__GIVEN EXERCISE__
Please return the full listing below without altering anything.

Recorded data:

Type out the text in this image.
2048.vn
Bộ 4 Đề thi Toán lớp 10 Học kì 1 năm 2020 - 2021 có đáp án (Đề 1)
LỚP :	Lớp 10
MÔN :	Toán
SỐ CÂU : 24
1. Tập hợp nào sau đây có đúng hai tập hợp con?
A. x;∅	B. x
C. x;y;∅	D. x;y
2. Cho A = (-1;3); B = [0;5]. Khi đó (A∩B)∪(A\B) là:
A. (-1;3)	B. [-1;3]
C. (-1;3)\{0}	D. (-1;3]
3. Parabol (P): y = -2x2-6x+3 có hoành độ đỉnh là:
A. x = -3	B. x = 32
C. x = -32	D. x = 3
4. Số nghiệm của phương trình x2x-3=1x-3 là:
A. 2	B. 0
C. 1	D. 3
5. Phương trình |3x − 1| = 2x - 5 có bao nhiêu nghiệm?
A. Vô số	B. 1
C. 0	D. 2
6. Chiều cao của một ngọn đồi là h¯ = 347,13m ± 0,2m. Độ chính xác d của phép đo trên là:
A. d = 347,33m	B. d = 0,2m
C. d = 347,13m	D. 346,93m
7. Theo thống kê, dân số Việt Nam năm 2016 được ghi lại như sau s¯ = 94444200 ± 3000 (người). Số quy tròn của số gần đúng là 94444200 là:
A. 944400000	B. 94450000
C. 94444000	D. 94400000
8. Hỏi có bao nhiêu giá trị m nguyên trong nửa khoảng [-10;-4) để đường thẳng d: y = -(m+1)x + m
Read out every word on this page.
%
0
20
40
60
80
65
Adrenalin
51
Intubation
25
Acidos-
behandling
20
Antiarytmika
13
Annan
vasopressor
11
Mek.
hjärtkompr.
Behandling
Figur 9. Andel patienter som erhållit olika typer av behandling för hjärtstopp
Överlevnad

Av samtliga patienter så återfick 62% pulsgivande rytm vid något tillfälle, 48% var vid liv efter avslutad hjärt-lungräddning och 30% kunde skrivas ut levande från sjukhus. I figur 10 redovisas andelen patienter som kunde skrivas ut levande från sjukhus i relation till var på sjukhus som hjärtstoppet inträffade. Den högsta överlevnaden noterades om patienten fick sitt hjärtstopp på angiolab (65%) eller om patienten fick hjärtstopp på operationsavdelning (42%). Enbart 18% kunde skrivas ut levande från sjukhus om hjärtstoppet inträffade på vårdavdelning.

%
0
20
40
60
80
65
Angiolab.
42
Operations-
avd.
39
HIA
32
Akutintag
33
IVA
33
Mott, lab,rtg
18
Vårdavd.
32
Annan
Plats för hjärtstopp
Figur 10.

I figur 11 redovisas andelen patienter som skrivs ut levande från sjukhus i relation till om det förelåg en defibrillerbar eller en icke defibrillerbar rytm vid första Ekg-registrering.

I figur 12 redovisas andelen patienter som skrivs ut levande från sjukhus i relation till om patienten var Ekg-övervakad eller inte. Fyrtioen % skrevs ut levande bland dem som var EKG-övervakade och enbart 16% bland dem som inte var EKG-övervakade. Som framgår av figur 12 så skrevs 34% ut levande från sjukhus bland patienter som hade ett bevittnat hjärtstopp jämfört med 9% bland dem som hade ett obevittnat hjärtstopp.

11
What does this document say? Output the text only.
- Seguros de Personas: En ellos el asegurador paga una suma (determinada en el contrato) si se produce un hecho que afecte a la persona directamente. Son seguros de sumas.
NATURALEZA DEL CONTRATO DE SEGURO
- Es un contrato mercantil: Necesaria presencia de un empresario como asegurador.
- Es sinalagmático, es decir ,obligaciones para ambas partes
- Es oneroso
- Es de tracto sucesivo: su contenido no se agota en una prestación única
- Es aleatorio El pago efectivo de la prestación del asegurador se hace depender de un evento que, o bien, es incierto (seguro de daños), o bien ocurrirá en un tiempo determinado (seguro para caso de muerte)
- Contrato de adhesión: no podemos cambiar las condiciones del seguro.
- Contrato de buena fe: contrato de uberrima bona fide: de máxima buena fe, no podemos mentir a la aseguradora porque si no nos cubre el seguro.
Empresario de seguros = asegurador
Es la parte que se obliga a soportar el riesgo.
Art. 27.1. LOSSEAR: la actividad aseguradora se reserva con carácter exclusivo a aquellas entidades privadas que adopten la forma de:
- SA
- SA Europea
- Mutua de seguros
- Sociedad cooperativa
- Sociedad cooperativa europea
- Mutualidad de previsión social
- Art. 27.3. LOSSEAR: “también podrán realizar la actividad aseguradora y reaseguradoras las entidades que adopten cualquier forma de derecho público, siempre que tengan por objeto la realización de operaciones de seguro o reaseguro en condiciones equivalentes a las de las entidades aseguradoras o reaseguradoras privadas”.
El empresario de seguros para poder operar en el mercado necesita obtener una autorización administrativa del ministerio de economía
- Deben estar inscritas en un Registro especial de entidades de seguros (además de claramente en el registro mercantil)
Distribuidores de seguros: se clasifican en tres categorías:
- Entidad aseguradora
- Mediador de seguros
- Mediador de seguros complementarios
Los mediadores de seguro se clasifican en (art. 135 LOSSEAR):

__EXERCISE ANSWER__
Type out the text in this image.
2048.vn
Bộ 4 Đề thi Toán lớp 10 Học kì 1 năm 2020 - 2021 có đáp án (Đề 1)
LỚP :	Lớp 10
MÔN :	Toán
SỐ CÂU : 24
1. Tập hợp nào sau đây có đúng hai tập hợp con?
A. x;∅	B. x
C. x;y;∅	D. x;y
2. Cho A = (-1;3); B = [0;5]. Khi đó (A∩B)∪(A\B) là:
A. (-1;3)	B. [-1;3]
C. (-1;3)\{0}	D. (-1;3]
3. Parabol (P): y = -2x2-6x+3 có hoành độ đỉnh là:
A. x = -3	B. x = 32
C. x = -32	D. x = 3
4. Số nghiệm của phương trình x2x-3=1x-3 là:
A. 2	B. 0
C. 1	D. 3
5. Phương trình |3x − 1| = 2x - 5 có bao nhiêu nghiệm?
A. Vô số	B. 1
C. 0	D. 2
6. Chiều cao của một ngọn đồi là h¯ = 347,13m ± 0,2m. Độ chính xác d của phép đo trên là:
A. d = 347,33m	B. d = 0,2m
C. d = 347,13m	D. 346,93m
7. Theo thống kê, dân số Việt Nam năm 2016 được ghi lại như sau s¯ = 94444200 ± 3000 (người). Số quy tròn của số gần đúng là 94444200 là:
A. 944400000	B. 94450000
C. 94444000	D. 94400000
8. Hỏi có bao nhiêu giá trị m nguyên trong nửa khoảng [-10;-4) để đường thẳng d: y = -(m+1)x + m
Read out every word on this page.
%
0
20
40
60
80
65
Adrenalin
51
Intubation
25
Acidos-
behandling
20
Antiarytmika
13
Annan
vasopressor
11
Mek.
hjärtkompr.
Behandling
Figur 9. Andel patienter som erhållit olika typer av behandling för hjärtstopp
Överlevnad

Av samtliga patienter så återfick 62% pulsgivande rytm vid något tillfälle, 48% var vid liv efter avslutad hjärt-lungräddning och 30% kunde skrivas ut levande från sjukhus. I figur 10 redovisas andelen patienter som kunde skrivas ut levande från sjukhus i relation till var på sjukhus som hjärtstoppet inträffade. Den högsta överlevnaden noterades om patienten fick sitt hjärtstopp på angiolab (65%) eller om patienten fick hjärtstopp på operationsavdelning (42%). Enbart 18% kunde skrivas ut levande från sjukhus om hjärtstoppet inträffade på vårdavdelning.

%
0
20
40
60
80
65
Angiolab.
42
Operations-
avd.
39
HIA
32
Akutintag
33
IVA
33
Mott, lab,rtg
18
Vårdavd.
32
Annan
Plats för hjärtstopp
Figur 10.

I figur 11 redovisas andelen patienter som skrivs ut levande från sjukhus i relation till om det förelåg en defibrillerbar eller en icke defibrillerbar rytm vid första Ekg-registrering.

I figur 12 redovisas andelen patienter som skrivs ut levande från sjukhus i relation till om patienten var Ekg-övervakad eller inte. Fyrtioen % skrevs ut levande bland dem som var EKG-övervakade och enbart 16% bland dem som inte var EKG-övervakade. Som framgår av figur 12 så skrevs 34% ut levande från sjukhus bland patienter som hade ett bevittnat hjärtstopp jämfört med 9% bland dem som hade ett obevittnat hjärtstopp.

11
What does this document say? Output the text only.
- Seguros de Personas: En ellos el asegurador paga una suma (determinada en el contrato) si se produce un hecho que afecte a la persona directamente. Son seguros de sumas.
NATURALEZA DEL CONTRATO DE SEGURO
- Es un contrato mercantil: Necesaria presencia de un empresario como asegurador.
- Es sinalagmático, es decir ,obligaciones para ambas partes
- Es oneroso
- Es de tracto sucesivo: su contenido no se agota en una prestación única
- Es aleatorio El pago efectivo de la prestación del asegurador se hace depender de un evento que, o bien, es incierto (seguro de daños), o bien ocurrirá en un tiempo determinado (seguro para caso de muerte)
- Contrato de adhesión: no podemos cambiar las condiciones del seguro.
- Contrato de buena fe: contrato de uberrima bona fide: de máxima buena fe, no podemos mentir a la aseguradora porque si no nos cubre el seguro.
Empresario de seguros = asegurador
Es la parte que se obliga a soportar el riesgo.
Art. 27.1. LOSSEAR: la actividad aseguradora se reserva con carácter exclusivo a aquellas entidades privadas que adopten la forma de:
- SA
- SA Europea
- Mutua de seguros
- Sociedad cooperativa
- Sociedad cooperativa europea
- Mutualidad de previsión social
- Art. 27.3. LOSSEAR: “también podrán realizar la actividad aseguradora y reaseguradoras las entidades que adopten cualquier forma de derecho público, siempre que tengan por objeto la realización de operaciones de seguro o reaseguro en condiciones equivalentes a las de las entidades aseguradoras o reaseguradoras privadas”.
El empresario de seguros para poder operar en el mercado necesita obtener una autorización administrativa del ministerio de economía
- Deben estar inscritas en un Registro especial de entidades de seguros (además de claramente en el registro mercantil)
Distribuidores de seguros: se clasifican en tres categorías:
- Entidad aseguradora
- Mediador de seguros
- Mediador de seguros complementarios
Los mediadores de seguro se clasifican en (art. 135 LOSSEAR):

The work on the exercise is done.